• WRITTEN REQUEST:
Show all lines that include the string "name"; copy each one.

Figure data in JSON
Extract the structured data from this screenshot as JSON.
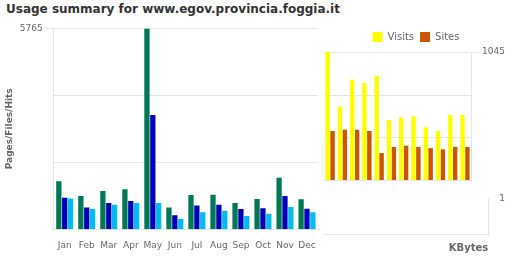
{
  "chart_data": [
    {
      "type": "bar",
      "title": "Usage summary for www.egov.provincia.foggia.it",
      "ylabel": "Pages/Files/Hits",
      "categories": [
        "Jan",
        "Feb",
        "Mar",
        "Apr",
        "May",
        "Jun",
        "Jul",
        "Aug",
        "Sep",
        "Oct",
        "Nov",
        "Dec"
      ],
      "series": [
        {
          "name": "Hits",
          "color": "#007755",
          "values": [
            1380,
            950,
            1100,
            1150,
            5765,
            620,
            980,
            990,
            750,
            870,
            1480,
            860
          ]
        },
        {
          "name": "Files",
          "color": "#0000bb",
          "values": [
            900,
            620,
            750,
            810,
            3280,
            400,
            680,
            700,
            580,
            600,
            950,
            590
          ]
        },
        {
          "name": "Pages",
          "color": "#00bbee",
          "values": [
            880,
            580,
            700,
            750,
            750,
            290,
            490,
            530,
            380,
            440,
            640,
            490
          ]
        }
      ],
      "ylim": [
        0,
        5765
      ],
      "yticks": [
        5765
      ],
      "grid": true
    },
    {
      "type": "bar",
      "categories": [
        "Jan",
        "Feb",
        "Mar",
        "Apr",
        "May",
        "Jun",
        "Jul",
        "Aug",
        "Sep",
        "Oct",
        "Nov",
        "Dec"
      ],
      "series": [
        {
          "name": "Visits",
          "color": "#ffff00",
          "values": [
            1045,
            600,
            820,
            790,
            850,
            490,
            510,
            520,
            430,
            400,
            530,
            530
          ]
        },
        {
          "name": "Sites",
          "color": "#cc5500",
          "values": [
            400,
            410,
            410,
            400,
            220,
            270,
            280,
            270,
            260,
            250,
            270,
            270
          ]
        }
      ],
      "ylim": [
        0,
        1045
      ],
      "yticks": [
        1045
      ],
      "grid": true,
      "legend": "top",
      "tick_labels": "y"
    },
    {
      "type": "bar",
      "xlabel": "KBytes",
      "ylim": [
        0,
        1
      ],
      "yticks": [
        1
      ],
      "tick_labels": "y"
    }
  ]
}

• TASK RESPONSE:
          "name": "Hits",
          "name": "Files",
          "name": "Pages",
          "name": "Visits",
          "name": "Sites",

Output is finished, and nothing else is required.